## [RECORDS FOR THIS EXERCISE]
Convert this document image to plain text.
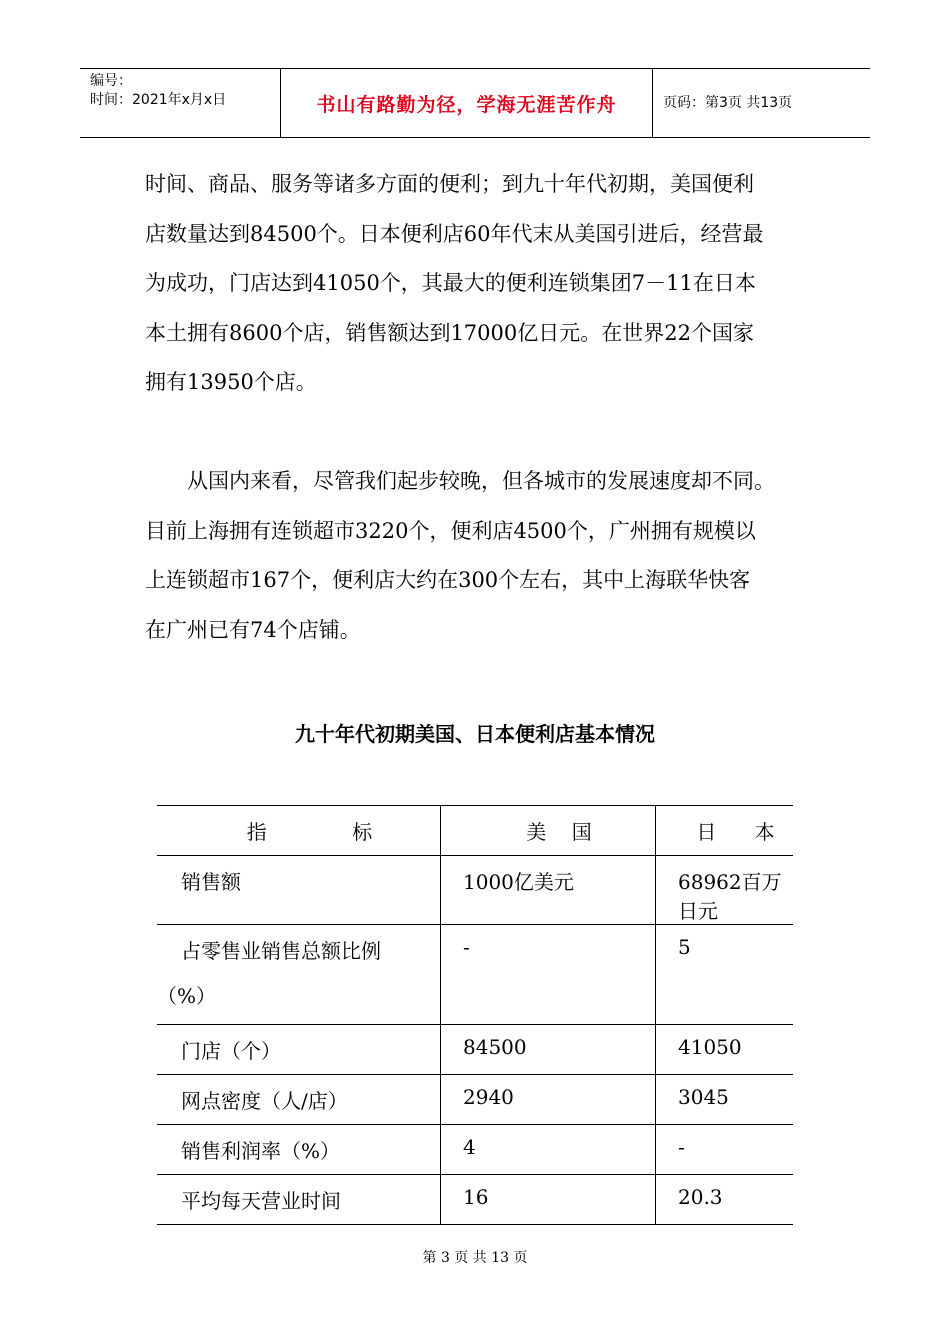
编号：
时间：2021年x月x日	书山有路勤为径，学海无涯苦作舟	页码：第3页 共13页
时间、商品、服务等诸多方面的便利；到九十年代初期，美国便利
店数量达到84500个。日本便利店60年代末从美国引进后，经营最
为成功，门店达到41050个，其最大的便利连锁集团7－11在日本
本土拥有8600个店，销售额达到17000亿日元。在世界22个国家
拥有13950个店。
从国内来看，尽管我们起步较晚，但各城市的发展速度却不同。
目前上海拥有连锁超市3220个，便利店4500个，广州拥有规模以
上连锁超市167个，便利店大约在300个左右，其中上海联华快客
在广州已有74个店铺。
九十年代初期美国、日本便利店基本情况
指          标	美    国	日      本
销售额	1000亿美元	68962百万日元
占零售业销售总额比例
（%）	-	5
门店（个）	84500	41050
网点密度（人/店）	2940	3045
销售利润率（%）	4	-
平均每天营业时间	16	20.3
第 3 页 共 13 页
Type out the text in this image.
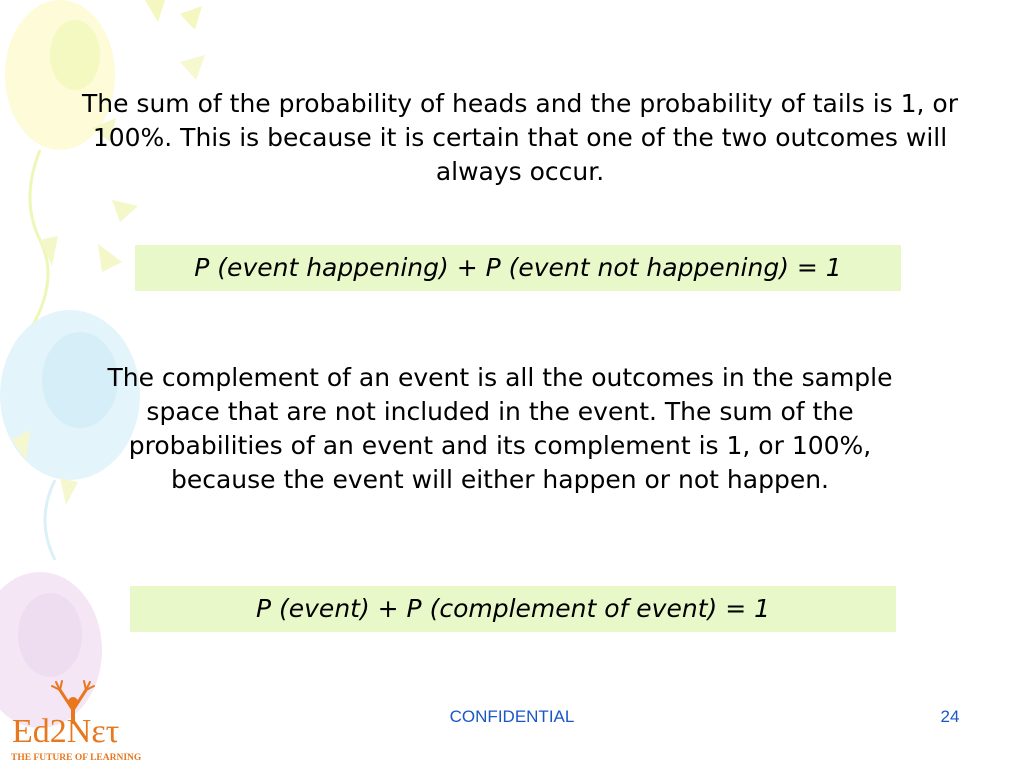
The sum of the probability of heads and the probability of tails is 1, or 100%. This is because it is certain that one of the two outcomes will always occur.

P (event happening) + P (event not happening) = 1

The complement of an event is all the outcomes in the sample space that are not included in the event. The sum of the probabilities of an event and its complement is 1, or 100%, because the event will either happen or not happen.

P (event) + P (complement of event) = 1
CONFIDENTIAL	24
Ed2Nετ
THE FUTURE OF LEARNING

## [CHALLENGE]
Nothing but the lines from the one holding "Type out the text in this image." through the last line of the entries should be written out, exactly and inclusively, minus the pictures.

## [SOLUTION TO THIS TASK]
Type out the text in this image.
The sum of the probability of heads and the probability of tails is 1, or 100%. This is because it is certain that one of the two outcomes will always occur.

P (event happening) + P (event not happening) = 1

The complement of an event is all the outcomes in the sample space that are not included in the event. The sum of the probabilities of an event and its complement is 1, or 100%, because the event will either happen or not happen.

P (event) + P (complement of event) = 1
CONFIDENTIAL	24
Ed2Nετ
THE FUTURE OF LEARNING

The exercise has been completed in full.